[Rows from a figure dataset]
>> Begin
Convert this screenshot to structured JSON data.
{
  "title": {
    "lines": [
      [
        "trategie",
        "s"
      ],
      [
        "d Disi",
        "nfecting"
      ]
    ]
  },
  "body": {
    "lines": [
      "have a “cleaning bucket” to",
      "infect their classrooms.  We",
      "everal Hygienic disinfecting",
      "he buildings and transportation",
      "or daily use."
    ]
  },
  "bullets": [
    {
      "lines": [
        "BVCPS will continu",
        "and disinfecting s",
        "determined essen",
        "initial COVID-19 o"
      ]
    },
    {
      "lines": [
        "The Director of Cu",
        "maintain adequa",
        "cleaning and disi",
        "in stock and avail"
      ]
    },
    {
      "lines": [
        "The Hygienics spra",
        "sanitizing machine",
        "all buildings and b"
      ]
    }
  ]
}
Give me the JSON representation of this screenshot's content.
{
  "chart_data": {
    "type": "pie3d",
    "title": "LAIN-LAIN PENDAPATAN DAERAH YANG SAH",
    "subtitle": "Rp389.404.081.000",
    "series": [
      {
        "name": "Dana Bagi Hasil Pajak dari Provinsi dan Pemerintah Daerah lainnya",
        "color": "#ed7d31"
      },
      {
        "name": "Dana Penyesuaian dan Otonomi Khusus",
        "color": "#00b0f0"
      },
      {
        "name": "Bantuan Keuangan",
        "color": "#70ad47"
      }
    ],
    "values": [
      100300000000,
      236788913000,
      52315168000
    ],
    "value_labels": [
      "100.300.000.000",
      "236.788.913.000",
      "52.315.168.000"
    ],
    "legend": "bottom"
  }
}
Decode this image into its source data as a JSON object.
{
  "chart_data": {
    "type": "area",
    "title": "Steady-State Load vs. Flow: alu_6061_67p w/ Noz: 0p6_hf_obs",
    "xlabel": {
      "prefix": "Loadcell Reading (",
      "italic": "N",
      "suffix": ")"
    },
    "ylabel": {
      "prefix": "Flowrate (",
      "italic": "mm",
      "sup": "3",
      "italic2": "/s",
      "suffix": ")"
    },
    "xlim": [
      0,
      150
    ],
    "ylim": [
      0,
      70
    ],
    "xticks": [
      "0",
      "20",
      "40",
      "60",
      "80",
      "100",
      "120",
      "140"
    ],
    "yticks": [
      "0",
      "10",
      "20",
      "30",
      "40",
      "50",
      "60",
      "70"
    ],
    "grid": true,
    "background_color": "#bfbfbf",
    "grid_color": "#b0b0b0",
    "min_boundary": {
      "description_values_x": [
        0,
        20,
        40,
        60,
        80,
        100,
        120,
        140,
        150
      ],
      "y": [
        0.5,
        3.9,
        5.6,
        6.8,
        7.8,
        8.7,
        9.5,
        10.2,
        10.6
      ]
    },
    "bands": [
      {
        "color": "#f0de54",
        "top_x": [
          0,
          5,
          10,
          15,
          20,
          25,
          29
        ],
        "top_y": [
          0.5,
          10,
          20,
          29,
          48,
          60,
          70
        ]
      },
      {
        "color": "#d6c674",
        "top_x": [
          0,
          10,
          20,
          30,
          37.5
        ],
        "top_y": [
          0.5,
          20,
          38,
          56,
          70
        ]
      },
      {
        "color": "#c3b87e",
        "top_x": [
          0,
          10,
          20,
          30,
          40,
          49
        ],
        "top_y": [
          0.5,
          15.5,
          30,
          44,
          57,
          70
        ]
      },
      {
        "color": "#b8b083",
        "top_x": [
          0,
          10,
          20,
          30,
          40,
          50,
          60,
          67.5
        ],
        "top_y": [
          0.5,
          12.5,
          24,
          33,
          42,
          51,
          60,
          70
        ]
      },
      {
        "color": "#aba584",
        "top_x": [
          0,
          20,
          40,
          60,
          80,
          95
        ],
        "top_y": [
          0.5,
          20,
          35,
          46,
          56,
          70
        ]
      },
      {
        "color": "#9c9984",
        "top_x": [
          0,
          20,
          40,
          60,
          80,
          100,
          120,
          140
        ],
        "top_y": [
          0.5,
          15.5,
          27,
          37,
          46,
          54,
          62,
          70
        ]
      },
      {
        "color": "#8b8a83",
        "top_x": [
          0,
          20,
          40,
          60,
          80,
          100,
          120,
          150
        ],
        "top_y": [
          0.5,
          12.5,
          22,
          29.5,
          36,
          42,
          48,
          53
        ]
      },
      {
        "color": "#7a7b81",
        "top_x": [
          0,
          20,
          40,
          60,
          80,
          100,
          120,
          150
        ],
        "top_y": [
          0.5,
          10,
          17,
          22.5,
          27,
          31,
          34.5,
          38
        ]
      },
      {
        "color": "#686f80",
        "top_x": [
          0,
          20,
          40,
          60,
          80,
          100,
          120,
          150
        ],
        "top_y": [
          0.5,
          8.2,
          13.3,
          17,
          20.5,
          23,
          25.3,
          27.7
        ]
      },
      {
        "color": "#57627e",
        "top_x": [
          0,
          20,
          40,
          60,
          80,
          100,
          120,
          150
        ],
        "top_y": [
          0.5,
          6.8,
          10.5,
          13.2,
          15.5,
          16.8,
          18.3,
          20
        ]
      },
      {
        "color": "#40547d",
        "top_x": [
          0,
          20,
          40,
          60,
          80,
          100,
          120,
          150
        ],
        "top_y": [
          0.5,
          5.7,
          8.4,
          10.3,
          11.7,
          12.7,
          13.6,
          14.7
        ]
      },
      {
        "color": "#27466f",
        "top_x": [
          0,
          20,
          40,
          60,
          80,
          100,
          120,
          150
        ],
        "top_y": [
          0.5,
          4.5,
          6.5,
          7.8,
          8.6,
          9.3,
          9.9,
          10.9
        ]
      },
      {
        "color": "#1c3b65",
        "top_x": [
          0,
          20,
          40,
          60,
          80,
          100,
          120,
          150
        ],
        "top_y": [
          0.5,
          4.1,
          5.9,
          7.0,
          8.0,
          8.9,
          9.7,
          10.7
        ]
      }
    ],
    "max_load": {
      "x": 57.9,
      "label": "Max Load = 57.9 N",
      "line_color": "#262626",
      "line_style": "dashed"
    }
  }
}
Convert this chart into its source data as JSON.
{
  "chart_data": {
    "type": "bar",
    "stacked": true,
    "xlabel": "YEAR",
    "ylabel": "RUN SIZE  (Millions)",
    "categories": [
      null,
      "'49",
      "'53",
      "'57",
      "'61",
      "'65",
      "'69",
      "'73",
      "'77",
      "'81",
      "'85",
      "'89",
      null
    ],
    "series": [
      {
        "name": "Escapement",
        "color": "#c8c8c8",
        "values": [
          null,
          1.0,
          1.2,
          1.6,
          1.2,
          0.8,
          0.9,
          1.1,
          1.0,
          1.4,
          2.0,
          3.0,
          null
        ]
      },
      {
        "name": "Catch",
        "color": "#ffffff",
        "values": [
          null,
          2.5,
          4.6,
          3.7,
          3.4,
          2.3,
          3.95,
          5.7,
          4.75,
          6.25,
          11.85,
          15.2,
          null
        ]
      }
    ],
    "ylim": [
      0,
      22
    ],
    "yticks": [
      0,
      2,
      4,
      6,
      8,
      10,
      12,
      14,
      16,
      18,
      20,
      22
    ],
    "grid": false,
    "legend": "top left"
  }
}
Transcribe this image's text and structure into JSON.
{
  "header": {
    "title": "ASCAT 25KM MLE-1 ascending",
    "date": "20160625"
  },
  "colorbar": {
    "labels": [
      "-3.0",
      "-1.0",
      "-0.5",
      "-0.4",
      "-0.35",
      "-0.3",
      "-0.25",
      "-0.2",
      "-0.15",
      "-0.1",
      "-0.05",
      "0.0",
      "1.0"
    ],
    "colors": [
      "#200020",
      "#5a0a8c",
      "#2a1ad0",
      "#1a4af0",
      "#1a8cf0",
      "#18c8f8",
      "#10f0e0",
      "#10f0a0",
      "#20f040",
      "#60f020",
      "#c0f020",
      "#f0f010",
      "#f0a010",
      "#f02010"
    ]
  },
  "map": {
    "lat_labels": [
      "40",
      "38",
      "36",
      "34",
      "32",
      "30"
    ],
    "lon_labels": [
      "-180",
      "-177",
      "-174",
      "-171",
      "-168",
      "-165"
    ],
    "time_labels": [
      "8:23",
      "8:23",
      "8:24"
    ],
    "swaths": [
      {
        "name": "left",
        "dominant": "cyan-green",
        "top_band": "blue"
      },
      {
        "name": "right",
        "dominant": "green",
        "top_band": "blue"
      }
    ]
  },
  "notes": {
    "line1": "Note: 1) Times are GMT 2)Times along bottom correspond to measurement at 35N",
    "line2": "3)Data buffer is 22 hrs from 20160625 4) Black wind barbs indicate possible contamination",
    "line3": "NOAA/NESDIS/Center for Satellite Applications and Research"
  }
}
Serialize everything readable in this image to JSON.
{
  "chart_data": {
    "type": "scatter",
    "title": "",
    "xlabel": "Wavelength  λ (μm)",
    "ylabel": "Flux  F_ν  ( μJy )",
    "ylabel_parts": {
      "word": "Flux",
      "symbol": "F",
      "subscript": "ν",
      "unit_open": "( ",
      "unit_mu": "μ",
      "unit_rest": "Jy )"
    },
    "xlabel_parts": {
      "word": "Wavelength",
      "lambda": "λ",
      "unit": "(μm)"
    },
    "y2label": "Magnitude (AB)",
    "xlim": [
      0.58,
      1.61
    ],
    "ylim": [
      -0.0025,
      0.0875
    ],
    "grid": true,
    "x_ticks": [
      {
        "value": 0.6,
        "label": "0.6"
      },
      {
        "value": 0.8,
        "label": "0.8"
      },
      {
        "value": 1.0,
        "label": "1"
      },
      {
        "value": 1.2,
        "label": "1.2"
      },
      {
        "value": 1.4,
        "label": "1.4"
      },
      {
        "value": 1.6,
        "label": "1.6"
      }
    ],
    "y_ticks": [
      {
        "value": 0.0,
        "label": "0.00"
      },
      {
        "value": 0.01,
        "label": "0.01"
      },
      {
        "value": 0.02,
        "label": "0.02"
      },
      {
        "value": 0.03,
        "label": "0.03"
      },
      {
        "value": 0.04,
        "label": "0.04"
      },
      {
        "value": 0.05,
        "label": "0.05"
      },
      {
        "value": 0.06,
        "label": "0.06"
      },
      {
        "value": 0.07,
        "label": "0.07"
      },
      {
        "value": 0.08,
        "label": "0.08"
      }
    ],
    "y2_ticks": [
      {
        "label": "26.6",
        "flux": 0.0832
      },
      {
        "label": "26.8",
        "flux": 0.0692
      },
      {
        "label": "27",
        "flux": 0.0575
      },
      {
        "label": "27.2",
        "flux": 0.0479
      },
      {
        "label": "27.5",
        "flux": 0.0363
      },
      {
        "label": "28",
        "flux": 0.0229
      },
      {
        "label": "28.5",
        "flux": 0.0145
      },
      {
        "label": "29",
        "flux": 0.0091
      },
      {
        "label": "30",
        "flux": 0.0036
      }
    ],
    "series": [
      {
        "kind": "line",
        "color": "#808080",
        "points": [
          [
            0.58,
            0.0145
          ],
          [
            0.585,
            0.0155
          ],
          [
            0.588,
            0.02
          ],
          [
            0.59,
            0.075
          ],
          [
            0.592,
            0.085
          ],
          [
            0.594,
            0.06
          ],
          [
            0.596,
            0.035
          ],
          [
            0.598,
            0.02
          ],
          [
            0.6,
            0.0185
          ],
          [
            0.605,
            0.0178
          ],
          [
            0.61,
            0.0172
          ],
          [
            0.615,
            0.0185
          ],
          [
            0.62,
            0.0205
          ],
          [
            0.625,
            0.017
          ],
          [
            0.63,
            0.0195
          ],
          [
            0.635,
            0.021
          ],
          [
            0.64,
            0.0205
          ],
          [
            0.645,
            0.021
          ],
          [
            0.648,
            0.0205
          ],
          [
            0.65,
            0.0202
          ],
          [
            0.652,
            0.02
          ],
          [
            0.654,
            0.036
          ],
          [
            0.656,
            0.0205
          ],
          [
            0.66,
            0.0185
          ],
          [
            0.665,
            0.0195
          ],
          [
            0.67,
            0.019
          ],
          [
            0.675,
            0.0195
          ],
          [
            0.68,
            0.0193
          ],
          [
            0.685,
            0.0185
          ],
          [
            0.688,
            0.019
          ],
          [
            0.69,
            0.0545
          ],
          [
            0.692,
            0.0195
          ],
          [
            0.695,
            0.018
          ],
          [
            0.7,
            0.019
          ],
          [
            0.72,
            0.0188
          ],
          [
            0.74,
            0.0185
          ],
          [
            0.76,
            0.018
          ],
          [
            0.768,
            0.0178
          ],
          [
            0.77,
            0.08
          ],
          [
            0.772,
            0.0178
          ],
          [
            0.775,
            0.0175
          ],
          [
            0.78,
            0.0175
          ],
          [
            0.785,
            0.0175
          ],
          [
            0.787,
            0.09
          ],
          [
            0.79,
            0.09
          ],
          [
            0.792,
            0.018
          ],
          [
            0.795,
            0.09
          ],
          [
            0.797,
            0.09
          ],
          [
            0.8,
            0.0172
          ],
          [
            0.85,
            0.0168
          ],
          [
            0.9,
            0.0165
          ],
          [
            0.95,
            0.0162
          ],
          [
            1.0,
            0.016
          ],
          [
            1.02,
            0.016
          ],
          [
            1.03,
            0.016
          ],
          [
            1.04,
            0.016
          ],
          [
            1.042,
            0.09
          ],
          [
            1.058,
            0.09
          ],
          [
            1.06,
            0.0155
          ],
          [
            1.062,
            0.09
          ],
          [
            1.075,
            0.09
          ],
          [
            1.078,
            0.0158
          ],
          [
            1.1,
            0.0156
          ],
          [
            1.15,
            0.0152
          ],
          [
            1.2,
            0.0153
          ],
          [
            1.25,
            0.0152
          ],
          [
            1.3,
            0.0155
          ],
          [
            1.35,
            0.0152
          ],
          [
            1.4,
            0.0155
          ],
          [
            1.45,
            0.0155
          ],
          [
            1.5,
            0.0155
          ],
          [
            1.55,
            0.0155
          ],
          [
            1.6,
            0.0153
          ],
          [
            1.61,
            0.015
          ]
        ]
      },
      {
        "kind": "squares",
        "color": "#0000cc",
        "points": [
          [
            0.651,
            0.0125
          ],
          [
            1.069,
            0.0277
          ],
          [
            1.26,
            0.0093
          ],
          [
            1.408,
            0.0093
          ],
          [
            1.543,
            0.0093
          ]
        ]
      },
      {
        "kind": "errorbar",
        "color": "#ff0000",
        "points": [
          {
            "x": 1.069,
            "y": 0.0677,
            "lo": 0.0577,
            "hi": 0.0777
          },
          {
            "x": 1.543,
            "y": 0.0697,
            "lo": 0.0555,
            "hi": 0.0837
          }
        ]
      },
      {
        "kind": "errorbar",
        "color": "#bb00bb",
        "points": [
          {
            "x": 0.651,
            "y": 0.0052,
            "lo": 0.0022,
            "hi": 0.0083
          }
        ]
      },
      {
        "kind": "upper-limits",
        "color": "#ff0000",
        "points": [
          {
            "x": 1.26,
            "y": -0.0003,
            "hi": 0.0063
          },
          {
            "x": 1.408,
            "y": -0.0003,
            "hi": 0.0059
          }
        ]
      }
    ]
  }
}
>> End
▶ _Task goal_
Exactly how many lines of the material contain the word "Convert"? Write the number alone.

▶ _Worked answer_
2